### What is expected
The records below must be written out exactly, with every picture left behind.

### Records to process
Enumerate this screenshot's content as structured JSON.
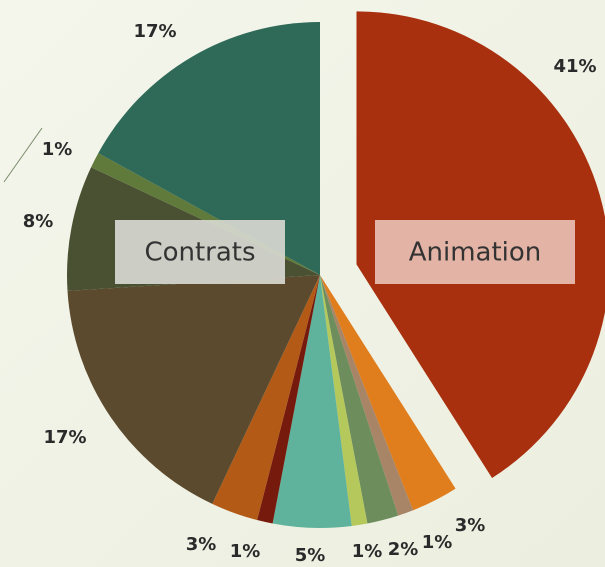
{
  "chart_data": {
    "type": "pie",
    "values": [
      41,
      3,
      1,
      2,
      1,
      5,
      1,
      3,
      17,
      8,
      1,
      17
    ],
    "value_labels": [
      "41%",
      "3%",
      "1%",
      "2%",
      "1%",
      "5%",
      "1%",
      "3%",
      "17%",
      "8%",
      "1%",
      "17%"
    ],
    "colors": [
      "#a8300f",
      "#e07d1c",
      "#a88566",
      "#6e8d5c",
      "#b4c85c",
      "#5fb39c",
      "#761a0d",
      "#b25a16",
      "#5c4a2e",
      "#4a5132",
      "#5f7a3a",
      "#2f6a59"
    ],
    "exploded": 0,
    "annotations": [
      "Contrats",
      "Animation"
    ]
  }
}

### Exercise response
Enumerate this screenshot's content as structured JSON.
{
  "chart_data": {
    "type": "pie",
    "values": [
      41,
      3,
      1,
      2,
      1,
      5,
      1,
      3,
      17,
      8,
      1,
      17
    ],
    "value_labels": [
      "41%",
      "3%",
      "1%",
      "2%",
      "1%",
      "5%",
      "1%",
      "3%",
      "17%",
      "8%",
      "1%",
      "17%"
    ],
    "colors": [
      "#a8300f",
      "#e07d1c",
      "#a88566",
      "#6e8d5c",
      "#b4c85c",
      "#5fb39c",
      "#761a0d",
      "#b25a16",
      "#5c4a2e",
      "#4a5132",
      "#5f7a3a",
      "#2f6a59"
    ],
    "exploded": 0,
    "annotations": [
      "Contrats",
      "Animation"
    ]
  }
}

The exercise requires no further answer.